Instructions to follow: Lift out all lines below that contain "small".

Listing:

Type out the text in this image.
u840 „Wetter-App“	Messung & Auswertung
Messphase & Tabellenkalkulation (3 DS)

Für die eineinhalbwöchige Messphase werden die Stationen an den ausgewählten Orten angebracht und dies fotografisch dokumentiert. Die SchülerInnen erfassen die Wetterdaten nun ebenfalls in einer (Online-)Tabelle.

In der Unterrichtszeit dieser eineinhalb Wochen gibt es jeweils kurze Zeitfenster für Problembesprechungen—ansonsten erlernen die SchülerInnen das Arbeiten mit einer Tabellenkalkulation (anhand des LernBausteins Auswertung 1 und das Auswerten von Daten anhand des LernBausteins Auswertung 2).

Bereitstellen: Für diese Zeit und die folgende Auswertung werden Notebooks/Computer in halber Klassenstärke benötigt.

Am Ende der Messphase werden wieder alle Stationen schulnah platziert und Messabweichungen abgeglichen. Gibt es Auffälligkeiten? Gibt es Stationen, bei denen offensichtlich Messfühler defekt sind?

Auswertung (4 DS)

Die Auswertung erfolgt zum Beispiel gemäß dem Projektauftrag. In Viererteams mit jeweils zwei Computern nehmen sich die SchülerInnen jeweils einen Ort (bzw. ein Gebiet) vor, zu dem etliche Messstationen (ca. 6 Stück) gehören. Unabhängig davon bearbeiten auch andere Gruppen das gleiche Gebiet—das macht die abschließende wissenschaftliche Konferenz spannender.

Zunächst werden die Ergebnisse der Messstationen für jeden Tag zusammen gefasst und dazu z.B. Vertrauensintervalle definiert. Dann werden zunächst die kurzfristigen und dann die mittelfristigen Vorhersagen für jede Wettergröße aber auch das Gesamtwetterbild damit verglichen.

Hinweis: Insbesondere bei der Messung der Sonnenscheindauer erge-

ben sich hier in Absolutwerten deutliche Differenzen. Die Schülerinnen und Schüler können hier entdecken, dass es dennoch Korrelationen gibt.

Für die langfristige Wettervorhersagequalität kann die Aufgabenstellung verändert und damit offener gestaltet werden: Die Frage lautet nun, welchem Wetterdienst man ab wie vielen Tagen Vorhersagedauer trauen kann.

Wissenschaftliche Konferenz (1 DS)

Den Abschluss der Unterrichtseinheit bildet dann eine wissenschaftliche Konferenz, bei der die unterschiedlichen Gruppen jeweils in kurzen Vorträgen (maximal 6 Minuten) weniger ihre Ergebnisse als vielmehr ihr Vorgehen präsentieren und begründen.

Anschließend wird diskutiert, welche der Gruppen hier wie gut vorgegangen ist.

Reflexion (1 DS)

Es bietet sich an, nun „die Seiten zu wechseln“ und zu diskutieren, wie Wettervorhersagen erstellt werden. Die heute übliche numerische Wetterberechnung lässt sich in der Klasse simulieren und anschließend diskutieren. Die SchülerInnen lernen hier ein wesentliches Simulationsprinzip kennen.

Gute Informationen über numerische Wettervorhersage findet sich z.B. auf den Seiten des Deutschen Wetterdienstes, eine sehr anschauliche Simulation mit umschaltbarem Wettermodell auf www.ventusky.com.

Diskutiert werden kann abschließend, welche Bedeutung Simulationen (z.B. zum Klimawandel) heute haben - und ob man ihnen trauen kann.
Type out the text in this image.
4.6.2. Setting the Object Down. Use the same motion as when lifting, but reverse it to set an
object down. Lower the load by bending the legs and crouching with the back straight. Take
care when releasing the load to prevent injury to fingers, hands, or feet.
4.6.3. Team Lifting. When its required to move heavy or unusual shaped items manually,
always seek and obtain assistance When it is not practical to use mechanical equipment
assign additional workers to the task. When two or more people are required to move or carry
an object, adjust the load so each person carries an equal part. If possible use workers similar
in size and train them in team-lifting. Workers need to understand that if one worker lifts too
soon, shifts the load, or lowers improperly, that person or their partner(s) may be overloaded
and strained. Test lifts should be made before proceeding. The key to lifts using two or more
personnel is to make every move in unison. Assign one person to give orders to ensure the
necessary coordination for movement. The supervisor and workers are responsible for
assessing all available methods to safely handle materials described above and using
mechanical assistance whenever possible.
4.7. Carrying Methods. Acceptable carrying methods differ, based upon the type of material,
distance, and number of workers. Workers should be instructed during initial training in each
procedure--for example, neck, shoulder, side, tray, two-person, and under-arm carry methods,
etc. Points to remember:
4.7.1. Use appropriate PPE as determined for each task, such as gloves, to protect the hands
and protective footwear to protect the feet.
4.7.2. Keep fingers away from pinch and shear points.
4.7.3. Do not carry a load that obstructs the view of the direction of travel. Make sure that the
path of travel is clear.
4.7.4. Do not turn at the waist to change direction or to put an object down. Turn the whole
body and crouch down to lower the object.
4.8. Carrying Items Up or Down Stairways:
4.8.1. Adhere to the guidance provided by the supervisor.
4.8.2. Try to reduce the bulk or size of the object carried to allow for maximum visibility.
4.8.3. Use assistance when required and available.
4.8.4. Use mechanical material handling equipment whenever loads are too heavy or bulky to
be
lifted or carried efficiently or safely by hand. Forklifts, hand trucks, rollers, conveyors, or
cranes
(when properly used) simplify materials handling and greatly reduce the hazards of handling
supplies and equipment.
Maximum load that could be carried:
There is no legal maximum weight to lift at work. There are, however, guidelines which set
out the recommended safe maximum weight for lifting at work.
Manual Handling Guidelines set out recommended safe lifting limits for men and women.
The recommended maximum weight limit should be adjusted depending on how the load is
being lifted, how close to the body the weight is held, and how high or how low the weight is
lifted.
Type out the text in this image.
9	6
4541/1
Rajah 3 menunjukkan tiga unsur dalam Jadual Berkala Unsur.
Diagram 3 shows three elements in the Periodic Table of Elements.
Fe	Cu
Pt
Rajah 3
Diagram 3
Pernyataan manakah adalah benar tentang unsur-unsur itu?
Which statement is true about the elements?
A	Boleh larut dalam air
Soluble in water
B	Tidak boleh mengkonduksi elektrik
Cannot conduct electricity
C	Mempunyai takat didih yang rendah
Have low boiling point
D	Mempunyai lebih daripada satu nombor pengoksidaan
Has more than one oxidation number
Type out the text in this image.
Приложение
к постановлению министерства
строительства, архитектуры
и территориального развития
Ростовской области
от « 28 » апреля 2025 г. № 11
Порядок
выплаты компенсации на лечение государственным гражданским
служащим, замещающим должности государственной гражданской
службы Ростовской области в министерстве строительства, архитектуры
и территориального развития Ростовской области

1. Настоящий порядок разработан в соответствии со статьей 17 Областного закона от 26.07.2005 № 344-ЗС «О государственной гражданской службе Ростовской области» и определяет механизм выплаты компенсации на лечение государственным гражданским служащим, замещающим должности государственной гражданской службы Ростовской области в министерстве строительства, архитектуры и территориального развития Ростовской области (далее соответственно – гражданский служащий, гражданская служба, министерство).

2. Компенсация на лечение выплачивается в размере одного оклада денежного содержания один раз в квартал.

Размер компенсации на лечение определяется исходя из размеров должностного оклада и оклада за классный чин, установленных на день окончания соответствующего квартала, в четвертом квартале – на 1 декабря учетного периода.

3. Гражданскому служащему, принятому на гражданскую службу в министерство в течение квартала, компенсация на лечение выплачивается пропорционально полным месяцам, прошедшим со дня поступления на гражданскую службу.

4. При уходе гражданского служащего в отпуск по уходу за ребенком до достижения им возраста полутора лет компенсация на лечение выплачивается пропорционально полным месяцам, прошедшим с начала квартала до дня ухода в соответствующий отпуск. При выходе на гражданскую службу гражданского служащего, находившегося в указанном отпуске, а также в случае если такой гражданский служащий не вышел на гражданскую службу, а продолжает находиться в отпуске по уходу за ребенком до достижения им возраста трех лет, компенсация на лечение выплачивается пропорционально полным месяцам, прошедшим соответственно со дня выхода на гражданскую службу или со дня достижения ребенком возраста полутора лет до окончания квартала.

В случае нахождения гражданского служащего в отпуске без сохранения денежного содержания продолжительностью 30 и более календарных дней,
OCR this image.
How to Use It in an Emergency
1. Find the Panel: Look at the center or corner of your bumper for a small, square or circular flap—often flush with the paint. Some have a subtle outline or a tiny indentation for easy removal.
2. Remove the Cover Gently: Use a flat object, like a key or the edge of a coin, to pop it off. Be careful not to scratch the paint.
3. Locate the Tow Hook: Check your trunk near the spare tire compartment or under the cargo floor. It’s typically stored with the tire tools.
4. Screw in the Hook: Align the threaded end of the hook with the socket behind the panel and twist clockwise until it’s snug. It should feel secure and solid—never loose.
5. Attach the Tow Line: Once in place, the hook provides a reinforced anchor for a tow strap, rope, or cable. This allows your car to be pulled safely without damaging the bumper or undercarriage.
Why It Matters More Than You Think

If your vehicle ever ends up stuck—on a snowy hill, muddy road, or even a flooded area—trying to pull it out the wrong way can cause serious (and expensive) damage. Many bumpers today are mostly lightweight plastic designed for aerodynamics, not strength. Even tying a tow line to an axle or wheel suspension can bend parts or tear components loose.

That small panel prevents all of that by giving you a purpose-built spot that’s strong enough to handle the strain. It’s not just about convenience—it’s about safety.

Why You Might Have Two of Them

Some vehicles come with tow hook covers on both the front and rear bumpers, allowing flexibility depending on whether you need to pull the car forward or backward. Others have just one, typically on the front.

Result for this exercise:
1. Find the Panel: Look at the center or corner of your bumper for a small, square or circular flap—often flush with the paint. Some have a subtle outline or a tiny indentation for easy removal.
That small panel prevents all of that by giving you a purpose-built spot that’s strong enough to handle the strain. It’s not just about convenience—it’s about safety.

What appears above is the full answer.